**Extracted data**
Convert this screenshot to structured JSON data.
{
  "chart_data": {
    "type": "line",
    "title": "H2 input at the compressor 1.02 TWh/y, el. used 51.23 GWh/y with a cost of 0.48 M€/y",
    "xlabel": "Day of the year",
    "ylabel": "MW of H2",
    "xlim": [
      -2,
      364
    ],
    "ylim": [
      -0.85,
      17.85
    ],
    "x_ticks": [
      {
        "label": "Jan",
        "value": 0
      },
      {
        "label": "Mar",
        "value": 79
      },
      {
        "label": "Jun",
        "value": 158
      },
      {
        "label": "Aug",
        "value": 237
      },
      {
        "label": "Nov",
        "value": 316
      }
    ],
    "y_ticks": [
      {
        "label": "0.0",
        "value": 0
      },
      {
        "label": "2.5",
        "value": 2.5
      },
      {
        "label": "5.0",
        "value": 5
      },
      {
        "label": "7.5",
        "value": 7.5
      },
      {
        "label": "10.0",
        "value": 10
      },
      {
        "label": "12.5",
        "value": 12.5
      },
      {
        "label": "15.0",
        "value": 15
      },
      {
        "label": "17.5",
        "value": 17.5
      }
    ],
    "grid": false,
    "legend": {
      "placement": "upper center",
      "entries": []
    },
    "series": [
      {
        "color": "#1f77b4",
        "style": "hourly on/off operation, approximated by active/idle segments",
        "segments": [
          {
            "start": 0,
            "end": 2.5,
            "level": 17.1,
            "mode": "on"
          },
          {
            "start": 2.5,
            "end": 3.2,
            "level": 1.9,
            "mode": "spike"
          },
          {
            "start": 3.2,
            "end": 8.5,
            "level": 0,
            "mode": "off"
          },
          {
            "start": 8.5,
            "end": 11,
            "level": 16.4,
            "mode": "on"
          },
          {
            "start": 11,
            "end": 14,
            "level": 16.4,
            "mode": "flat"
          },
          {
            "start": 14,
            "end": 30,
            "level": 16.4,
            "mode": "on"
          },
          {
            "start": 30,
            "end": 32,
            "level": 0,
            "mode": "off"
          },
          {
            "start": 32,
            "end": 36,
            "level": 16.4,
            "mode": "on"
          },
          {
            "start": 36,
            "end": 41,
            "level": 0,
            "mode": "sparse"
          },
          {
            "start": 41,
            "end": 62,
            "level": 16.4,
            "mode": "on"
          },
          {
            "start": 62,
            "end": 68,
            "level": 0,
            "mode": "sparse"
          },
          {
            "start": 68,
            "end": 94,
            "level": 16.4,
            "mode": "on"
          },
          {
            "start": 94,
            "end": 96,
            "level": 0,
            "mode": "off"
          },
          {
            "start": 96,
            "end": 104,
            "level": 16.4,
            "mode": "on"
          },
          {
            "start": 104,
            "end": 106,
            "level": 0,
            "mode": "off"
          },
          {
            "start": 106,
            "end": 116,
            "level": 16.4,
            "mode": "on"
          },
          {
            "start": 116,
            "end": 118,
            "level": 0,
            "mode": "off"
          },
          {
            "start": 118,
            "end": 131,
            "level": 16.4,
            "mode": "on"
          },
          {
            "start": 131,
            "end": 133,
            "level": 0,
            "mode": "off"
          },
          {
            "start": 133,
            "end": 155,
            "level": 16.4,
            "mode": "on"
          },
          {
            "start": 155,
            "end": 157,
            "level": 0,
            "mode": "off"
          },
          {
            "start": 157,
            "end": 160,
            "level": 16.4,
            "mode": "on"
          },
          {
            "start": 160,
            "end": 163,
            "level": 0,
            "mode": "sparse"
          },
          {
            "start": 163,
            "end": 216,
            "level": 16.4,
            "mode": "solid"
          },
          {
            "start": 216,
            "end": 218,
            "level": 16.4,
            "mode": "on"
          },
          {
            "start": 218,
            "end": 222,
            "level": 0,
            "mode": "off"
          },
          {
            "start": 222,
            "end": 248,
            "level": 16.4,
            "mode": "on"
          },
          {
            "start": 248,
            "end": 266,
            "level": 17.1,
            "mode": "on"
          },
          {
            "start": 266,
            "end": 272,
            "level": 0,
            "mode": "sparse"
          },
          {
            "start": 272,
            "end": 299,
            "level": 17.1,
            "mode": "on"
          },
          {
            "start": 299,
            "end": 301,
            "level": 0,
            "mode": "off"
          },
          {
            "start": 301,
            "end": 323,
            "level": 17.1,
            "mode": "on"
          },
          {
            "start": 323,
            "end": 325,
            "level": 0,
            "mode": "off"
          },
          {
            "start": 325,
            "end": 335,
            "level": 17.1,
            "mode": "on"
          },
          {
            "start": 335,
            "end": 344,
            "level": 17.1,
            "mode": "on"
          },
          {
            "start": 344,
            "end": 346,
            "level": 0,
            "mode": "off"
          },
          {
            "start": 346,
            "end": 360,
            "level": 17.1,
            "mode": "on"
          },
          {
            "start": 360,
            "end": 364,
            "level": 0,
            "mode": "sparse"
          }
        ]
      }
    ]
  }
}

**Task to complete**
Produce an exact copy of the whole listing.

**Response below**
Convert this screenshot to structured JSON data.
{
  "chart_data": {
    "type": "line",
    "title": "H2 input at the compressor 1.02 TWh/y, el. used 51.23 GWh/y with a cost of 0.48 M€/y",
    "xlabel": "Day of the year",
    "ylabel": "MW of H2",
    "xlim": [
      -2,
      364
    ],
    "ylim": [
      -0.85,
      17.85
    ],
    "x_ticks": [
      {
        "label": "Jan",
        "value": 0
      },
      {
        "label": "Mar",
        "value": 79
      },
      {
        "label": "Jun",
        "value": 158
      },
      {
        "label": "Aug",
        "value": 237
      },
      {
        "label": "Nov",
        "value": 316
      }
    ],
    "y_ticks": [
      {
        "label": "0.0",
        "value": 0
      },
      {
        "label": "2.5",
        "value": 2.5
      },
      {
        "label": "5.0",
        "value": 5
      },
      {
        "label": "7.5",
        "value": 7.5
      },
      {
        "label": "10.0",
        "value": 10
      },
      {
        "label": "12.5",
        "value": 12.5
      },
      {
        "label": "15.0",
        "value": 15
      },
      {
        "label": "17.5",
        "value": 17.5
      }
    ],
    "grid": false,
    "legend": {
      "placement": "upper center",
      "entries": []
    },
    "series": [
      {
        "color": "#1f77b4",
        "style": "hourly on/off operation, approximated by active/idle segments",
        "segments": [
          {
            "start": 0,
            "end": 2.5,
            "level": 17.1,
            "mode": "on"
          },
          {
            "start": 2.5,
            "end": 3.2,
            "level": 1.9,
            "mode": "spike"
          },
          {
            "start": 3.2,
            "end": 8.5,
            "level": 0,
            "mode": "off"
          },
          {
            "start": 8.5,
            "end": 11,
            "level": 16.4,
            "mode": "on"
          },
          {
            "start": 11,
            "end": 14,
            "level": 16.4,
            "mode": "flat"
          },
          {
            "start": 14,
            "end": 30,
            "level": 16.4,
            "mode": "on"
          },
          {
            "start": 30,
            "end": 32,
            "level": 0,
            "mode": "off"
          },
          {
            "start": 32,
            "end": 36,
            "level": 16.4,
            "mode": "on"
          },
          {
            "start": 36,
            "end": 41,
            "level": 0,
            "mode": "sparse"
          },
          {
            "start": 41,
            "end": 62,
            "level": 16.4,
            "mode": "on"
          },
          {
            "start": 62,
            "end": 68,
            "level": 0,
            "mode": "sparse"
          },
          {
            "start": 68,
            "end": 94,
            "level": 16.4,
            "mode": "on"
          },
          {
            "start": 94,
            "end": 96,
            "level": 0,
            "mode": "off"
          },
          {
            "start": 96,
            "end": 104,
            "level": 16.4,
            "mode": "on"
          },
          {
            "start": 104,
            "end": 106,
            "level": 0,
            "mode": "off"
          },
          {
            "start": 106,
            "end": 116,
            "level": 16.4,
            "mode": "on"
          },
          {
            "start": 116,
            "end": 118,
            "level": 0,
            "mode": "off"
          },
          {
            "start": 118,
            "end": 131,
            "level": 16.4,
            "mode": "on"
          },
          {
            "start": 131,
            "end": 133,
            "level": 0,
            "mode": "off"
          },
          {
            "start": 133,
            "end": 155,
            "level": 16.4,
            "mode": "on"
          },
          {
            "start": 155,
            "end": 157,
            "level": 0,
            "mode": "off"
          },
          {
            "start": 157,
            "end": 160,
            "level": 16.4,
            "mode": "on"
          },
          {
            "start": 160,
            "end": 163,
            "level": 0,
            "mode": "sparse"
          },
          {
            "start": 163,
            "end": 216,
            "level": 16.4,
            "mode": "solid"
          },
          {
            "start": 216,
            "end": 218,
            "level": 16.4,
            "mode": "on"
          },
          {
            "start": 218,
            "end": 222,
            "level": 0,
            "mode": "off"
          },
          {
            "start": 222,
            "end": 248,
            "level": 16.4,
            "mode": "on"
          },
          {
            "start": 248,
            "end": 266,
            "level": 17.1,
            "mode": "on"
          },
          {
            "start": 266,
            "end": 272,
            "level": 0,
            "mode": "sparse"
          },
          {
            "start": 272,
            "end": 299,
            "level": 17.1,
            "mode": "on"
          },
          {
            "start": 299,
            "end": 301,
            "level": 0,
            "mode": "off"
          },
          {
            "start": 301,
            "end": 323,
            "level": 17.1,
            "mode": "on"
          },
          {
            "start": 323,
            "end": 325,
            "level": 0,
            "mode": "off"
          },
          {
            "start": 325,
            "end": 335,
            "level": 17.1,
            "mode": "on"
          },
          {
            "start": 335,
            "end": 344,
            "level": 17.1,
            "mode": "on"
          },
          {
            "start": 344,
            "end": 346,
            "level": 0,
            "mode": "off"
          },
          {
            "start": 346,
            "end": 360,
            "level": 17.1,
            "mode": "on"
          },
          {
            "start": 360,
            "end": 364,
            "level": 0,
            "mode": "sparse"
          }
        ]
      }
    ]
  }
}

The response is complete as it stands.